++++ RECORDS SUPPLIED

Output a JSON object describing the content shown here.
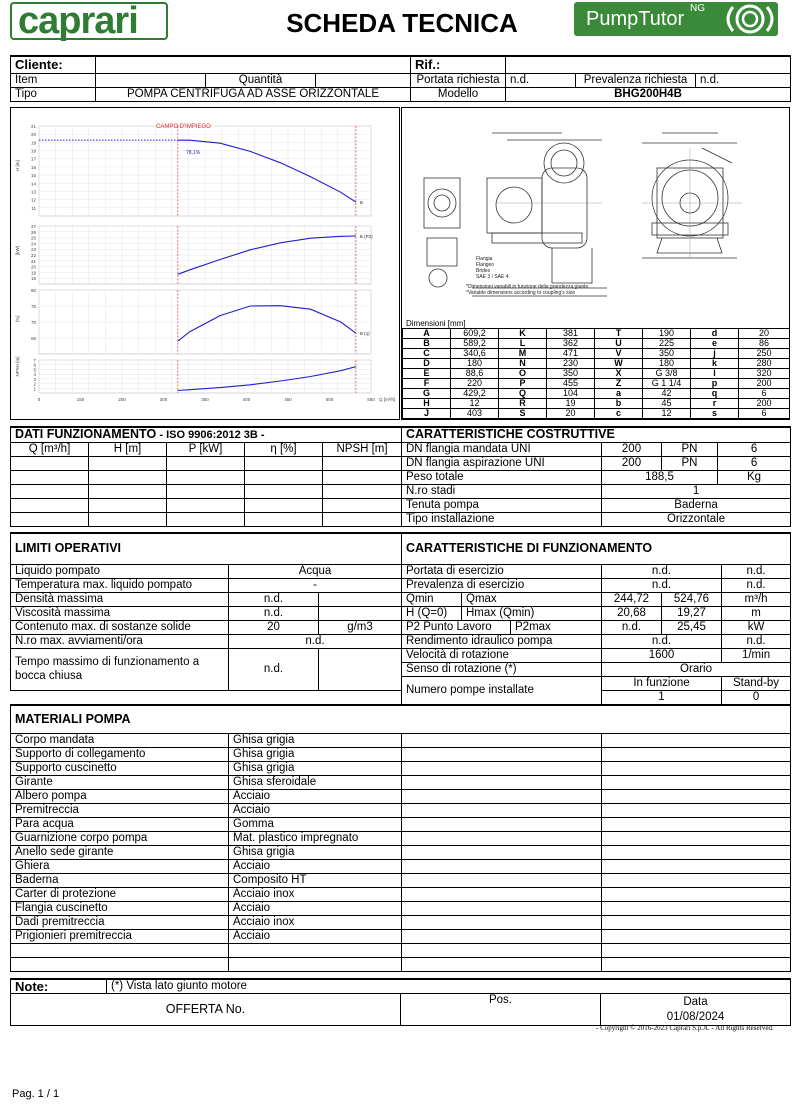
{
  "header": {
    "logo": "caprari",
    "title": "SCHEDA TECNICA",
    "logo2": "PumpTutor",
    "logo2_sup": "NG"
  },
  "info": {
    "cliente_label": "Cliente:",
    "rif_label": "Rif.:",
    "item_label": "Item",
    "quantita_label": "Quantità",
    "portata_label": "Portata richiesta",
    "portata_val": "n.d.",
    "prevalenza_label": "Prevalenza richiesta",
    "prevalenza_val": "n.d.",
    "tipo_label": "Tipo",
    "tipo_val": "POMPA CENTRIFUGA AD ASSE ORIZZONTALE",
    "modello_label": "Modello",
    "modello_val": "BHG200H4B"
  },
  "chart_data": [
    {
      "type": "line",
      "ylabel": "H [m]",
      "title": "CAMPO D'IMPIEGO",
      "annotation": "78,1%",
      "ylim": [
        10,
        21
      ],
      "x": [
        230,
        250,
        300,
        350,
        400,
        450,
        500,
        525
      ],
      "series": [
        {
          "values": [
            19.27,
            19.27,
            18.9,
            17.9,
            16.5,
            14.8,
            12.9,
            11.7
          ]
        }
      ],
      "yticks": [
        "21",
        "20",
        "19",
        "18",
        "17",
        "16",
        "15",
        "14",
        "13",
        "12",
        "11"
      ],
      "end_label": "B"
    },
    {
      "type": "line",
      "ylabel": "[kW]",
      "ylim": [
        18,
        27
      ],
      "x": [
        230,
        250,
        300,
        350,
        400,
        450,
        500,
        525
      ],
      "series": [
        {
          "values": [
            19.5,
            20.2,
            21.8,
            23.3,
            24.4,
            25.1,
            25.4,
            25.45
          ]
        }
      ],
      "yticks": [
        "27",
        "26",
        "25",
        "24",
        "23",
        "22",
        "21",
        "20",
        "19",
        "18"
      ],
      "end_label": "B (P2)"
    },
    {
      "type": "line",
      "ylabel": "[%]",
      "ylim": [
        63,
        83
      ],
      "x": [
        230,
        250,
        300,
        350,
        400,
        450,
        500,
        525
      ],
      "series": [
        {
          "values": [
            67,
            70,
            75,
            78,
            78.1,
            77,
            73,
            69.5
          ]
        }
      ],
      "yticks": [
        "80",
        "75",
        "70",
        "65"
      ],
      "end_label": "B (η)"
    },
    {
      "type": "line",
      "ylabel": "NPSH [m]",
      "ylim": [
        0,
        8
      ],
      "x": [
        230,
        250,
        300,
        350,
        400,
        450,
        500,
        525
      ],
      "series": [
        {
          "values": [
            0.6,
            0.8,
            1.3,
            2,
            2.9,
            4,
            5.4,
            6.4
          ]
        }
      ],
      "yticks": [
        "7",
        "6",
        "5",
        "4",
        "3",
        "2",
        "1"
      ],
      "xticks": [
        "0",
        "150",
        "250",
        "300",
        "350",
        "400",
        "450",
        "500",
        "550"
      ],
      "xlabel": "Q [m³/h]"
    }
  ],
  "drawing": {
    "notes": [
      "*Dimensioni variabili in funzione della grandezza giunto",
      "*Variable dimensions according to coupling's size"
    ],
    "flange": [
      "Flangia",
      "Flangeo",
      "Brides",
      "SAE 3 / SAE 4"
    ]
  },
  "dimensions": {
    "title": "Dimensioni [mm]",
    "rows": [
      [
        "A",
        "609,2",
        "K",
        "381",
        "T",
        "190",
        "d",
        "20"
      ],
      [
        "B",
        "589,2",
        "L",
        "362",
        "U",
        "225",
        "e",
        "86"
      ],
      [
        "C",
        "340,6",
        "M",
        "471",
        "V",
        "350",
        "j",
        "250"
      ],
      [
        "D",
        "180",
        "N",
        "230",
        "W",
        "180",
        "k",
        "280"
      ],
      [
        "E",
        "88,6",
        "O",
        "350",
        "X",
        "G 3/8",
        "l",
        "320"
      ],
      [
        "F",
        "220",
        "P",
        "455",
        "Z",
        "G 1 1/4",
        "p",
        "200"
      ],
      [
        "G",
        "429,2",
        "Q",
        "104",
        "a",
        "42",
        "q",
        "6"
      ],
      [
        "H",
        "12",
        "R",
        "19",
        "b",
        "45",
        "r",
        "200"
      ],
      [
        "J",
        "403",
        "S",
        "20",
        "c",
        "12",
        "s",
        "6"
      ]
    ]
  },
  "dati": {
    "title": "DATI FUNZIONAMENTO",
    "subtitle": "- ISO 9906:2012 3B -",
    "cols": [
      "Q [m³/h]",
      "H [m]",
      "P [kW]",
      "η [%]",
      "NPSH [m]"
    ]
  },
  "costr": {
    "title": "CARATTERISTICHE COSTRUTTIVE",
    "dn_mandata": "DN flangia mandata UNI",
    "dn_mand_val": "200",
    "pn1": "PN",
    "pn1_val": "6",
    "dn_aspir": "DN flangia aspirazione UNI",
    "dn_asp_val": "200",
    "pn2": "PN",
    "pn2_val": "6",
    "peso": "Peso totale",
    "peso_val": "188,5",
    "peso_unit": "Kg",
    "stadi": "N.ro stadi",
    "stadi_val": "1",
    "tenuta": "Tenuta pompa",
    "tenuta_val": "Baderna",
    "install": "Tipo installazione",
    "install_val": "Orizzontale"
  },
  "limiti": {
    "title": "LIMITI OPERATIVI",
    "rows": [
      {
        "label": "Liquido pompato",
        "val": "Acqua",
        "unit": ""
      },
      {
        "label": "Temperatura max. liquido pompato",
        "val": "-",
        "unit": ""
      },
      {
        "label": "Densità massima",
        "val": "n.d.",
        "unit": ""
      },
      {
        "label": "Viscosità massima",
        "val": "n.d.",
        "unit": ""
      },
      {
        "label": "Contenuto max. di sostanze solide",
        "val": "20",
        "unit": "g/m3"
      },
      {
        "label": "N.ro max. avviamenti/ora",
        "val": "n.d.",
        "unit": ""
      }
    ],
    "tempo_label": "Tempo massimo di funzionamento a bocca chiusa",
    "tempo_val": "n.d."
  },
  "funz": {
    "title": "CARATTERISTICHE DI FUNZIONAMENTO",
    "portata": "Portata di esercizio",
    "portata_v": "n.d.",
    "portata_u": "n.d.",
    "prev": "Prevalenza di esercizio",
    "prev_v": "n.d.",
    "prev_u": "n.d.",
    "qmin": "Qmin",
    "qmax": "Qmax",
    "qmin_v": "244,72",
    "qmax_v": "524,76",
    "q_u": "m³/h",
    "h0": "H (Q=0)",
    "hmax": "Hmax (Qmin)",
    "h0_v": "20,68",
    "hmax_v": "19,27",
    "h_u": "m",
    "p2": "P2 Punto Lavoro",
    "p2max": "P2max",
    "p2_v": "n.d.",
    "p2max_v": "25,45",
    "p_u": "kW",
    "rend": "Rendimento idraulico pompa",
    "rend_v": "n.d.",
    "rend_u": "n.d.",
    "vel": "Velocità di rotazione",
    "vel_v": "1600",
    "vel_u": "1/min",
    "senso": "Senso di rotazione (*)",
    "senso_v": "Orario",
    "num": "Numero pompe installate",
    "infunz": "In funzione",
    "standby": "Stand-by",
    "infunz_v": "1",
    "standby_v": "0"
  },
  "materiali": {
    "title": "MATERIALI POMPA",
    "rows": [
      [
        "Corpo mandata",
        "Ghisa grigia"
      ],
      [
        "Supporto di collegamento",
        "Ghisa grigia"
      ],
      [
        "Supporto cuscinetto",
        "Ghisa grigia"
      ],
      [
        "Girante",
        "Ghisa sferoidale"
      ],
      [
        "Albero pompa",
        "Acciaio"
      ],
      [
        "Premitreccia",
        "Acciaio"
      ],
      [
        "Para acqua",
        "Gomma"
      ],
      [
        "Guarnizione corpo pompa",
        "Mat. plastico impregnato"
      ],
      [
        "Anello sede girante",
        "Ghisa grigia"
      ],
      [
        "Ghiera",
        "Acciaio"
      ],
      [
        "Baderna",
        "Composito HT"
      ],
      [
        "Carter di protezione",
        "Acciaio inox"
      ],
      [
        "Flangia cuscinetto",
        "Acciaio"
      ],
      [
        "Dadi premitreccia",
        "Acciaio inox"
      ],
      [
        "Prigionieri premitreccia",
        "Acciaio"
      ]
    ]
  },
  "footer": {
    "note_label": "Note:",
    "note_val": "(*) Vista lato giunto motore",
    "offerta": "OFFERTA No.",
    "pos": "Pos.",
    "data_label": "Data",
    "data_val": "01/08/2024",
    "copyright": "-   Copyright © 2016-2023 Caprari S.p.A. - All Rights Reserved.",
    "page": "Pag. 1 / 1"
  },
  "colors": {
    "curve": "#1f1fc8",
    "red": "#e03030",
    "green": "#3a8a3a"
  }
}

++++++++

**EXERCISE PROMPT:** Scan the data for the word "Supporto" and copy every line where it shows up.

**RESULT FOR THIS TASK:**
        "Supporto di collegamento",
        "Supporto cuscinetto",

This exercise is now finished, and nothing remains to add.